_Objective_
Calculate how many lines in the following records hold the word "ansatte", and report that number without comment.

***

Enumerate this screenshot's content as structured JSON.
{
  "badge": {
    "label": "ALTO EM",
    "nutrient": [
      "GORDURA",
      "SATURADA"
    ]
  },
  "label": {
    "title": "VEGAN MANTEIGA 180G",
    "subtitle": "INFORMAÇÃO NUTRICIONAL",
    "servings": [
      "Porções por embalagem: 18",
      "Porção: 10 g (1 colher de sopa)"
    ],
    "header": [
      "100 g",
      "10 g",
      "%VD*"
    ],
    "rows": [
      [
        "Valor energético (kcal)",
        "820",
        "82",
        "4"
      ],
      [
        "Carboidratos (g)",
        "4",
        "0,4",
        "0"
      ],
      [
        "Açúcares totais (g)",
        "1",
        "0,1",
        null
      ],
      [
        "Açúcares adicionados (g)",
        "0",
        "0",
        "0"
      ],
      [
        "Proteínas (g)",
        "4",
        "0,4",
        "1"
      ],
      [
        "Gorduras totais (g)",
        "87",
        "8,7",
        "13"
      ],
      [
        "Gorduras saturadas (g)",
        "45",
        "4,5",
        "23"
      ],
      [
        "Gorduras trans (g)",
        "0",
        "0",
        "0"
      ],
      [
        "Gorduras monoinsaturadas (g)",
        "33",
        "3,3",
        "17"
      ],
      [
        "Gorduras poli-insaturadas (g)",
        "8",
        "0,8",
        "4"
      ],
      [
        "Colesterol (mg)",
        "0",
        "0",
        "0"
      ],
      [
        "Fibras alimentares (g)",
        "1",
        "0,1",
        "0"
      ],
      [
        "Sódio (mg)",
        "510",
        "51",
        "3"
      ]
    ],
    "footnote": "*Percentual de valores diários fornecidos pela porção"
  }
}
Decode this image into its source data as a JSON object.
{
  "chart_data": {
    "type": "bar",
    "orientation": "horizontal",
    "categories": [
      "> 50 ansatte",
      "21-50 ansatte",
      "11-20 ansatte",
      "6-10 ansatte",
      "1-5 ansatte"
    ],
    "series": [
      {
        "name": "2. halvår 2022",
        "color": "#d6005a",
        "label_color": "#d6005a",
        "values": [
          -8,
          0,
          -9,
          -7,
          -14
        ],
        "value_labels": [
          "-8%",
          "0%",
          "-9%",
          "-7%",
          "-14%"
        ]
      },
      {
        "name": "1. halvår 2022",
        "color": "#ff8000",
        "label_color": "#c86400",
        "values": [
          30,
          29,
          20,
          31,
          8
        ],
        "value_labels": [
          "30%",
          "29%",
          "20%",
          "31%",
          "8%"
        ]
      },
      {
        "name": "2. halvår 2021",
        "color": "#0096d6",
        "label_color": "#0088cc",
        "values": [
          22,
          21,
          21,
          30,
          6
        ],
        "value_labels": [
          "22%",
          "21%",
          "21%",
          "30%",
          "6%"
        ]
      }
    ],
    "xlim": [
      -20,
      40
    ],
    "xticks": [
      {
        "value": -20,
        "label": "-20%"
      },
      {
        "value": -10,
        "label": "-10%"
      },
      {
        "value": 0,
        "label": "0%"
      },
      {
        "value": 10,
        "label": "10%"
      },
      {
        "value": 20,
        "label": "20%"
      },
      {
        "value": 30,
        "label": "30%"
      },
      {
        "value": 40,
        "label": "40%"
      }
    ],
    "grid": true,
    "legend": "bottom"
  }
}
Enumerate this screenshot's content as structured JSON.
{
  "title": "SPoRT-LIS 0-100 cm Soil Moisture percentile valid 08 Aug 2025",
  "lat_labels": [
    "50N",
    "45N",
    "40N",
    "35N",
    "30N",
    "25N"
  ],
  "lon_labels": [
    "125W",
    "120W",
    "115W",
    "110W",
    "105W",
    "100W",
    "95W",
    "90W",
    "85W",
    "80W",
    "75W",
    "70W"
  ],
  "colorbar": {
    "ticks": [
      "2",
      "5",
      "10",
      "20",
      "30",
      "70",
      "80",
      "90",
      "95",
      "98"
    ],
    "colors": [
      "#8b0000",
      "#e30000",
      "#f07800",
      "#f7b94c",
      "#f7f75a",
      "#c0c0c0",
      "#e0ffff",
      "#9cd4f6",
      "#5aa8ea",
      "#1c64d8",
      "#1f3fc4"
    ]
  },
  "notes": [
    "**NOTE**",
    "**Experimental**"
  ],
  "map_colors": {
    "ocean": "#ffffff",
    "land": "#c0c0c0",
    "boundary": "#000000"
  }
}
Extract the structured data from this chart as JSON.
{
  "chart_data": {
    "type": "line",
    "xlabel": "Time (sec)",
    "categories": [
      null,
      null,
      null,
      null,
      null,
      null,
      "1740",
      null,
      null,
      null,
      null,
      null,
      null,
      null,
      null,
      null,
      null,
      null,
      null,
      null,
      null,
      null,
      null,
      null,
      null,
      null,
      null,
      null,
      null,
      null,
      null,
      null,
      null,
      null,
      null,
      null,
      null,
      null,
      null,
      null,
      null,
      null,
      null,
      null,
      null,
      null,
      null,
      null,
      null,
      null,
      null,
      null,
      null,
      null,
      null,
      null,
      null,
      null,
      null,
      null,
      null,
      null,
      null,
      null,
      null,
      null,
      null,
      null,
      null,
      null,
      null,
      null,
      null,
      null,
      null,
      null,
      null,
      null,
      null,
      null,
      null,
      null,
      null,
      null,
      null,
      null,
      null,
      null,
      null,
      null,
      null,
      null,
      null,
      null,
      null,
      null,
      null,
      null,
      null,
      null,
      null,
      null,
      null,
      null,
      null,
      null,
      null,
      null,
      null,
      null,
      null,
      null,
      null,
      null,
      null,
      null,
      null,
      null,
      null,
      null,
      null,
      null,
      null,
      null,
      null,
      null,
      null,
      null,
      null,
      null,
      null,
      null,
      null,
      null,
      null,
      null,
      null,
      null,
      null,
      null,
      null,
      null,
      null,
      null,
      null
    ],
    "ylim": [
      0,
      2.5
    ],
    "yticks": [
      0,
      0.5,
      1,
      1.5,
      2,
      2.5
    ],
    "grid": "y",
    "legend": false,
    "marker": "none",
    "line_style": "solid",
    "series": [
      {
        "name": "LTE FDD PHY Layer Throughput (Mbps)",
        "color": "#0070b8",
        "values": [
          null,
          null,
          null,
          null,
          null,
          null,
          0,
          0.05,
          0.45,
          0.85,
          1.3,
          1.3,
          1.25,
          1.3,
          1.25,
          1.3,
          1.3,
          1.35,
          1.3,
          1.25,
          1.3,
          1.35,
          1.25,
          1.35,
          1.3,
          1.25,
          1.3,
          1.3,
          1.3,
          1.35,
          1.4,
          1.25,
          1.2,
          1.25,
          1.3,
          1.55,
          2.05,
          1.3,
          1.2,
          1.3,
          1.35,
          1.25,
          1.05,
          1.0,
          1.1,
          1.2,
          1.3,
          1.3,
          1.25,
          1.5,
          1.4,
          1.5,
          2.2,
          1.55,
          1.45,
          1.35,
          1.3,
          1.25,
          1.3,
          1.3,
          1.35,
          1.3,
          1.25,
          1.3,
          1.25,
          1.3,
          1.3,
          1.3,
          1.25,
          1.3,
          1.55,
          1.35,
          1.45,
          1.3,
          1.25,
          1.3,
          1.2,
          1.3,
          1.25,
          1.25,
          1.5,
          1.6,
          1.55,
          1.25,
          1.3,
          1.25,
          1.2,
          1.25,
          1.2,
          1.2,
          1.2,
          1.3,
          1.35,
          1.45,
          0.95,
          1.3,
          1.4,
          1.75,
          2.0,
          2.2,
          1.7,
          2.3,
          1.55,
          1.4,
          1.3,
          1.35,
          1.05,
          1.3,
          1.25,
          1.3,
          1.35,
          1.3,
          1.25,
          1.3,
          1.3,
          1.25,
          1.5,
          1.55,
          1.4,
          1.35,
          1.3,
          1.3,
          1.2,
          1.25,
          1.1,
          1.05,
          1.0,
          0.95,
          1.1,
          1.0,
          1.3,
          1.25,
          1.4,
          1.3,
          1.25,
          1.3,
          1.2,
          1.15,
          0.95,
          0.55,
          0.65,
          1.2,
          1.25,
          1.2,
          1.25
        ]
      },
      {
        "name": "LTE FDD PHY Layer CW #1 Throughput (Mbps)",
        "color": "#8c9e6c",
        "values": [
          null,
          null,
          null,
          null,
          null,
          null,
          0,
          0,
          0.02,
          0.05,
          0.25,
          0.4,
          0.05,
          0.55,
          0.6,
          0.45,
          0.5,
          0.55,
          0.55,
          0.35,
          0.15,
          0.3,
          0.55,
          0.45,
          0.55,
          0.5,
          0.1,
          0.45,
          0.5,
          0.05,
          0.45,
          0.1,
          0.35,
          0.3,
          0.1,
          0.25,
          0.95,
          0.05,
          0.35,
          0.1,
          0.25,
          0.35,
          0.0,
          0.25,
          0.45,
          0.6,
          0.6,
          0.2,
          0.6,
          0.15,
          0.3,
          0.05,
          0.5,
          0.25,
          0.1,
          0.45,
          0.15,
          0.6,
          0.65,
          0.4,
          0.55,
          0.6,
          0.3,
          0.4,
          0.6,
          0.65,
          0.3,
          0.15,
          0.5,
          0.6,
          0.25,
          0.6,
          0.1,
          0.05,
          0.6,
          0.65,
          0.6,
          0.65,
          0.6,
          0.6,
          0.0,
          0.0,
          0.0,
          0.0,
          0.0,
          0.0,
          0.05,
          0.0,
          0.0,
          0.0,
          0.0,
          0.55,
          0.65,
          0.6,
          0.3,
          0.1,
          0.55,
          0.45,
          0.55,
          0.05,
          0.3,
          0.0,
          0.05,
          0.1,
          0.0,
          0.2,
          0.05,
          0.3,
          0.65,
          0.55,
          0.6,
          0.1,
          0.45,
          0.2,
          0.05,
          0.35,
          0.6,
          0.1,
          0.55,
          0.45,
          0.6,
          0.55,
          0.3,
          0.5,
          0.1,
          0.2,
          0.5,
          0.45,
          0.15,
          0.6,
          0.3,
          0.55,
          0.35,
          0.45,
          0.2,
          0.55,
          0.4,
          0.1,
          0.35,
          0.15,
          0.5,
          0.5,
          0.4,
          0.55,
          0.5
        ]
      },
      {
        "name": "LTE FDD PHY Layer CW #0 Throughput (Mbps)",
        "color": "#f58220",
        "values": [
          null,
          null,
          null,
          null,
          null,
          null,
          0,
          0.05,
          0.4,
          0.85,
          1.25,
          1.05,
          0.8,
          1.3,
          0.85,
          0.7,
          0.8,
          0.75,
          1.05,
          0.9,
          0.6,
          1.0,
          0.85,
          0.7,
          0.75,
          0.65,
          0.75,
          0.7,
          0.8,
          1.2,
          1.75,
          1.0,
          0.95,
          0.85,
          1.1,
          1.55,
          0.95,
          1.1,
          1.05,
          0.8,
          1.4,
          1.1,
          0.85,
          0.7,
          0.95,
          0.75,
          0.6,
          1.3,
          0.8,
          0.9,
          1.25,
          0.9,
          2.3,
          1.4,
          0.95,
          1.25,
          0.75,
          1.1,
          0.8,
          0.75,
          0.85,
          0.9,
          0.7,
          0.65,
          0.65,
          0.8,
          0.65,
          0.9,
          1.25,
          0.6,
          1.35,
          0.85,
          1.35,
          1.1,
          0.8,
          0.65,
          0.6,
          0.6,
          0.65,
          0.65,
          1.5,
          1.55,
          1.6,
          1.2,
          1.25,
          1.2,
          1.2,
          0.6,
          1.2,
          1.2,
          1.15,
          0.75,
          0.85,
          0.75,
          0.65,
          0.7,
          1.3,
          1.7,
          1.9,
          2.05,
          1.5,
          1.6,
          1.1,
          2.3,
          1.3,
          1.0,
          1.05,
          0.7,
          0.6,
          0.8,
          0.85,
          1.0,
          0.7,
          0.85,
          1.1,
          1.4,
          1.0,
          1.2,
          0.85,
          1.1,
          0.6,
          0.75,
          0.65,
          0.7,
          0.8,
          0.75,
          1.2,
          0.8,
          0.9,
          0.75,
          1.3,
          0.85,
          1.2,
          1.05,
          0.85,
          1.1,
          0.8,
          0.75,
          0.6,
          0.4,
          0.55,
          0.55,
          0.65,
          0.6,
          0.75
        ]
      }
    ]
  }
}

***

_Full solution_
5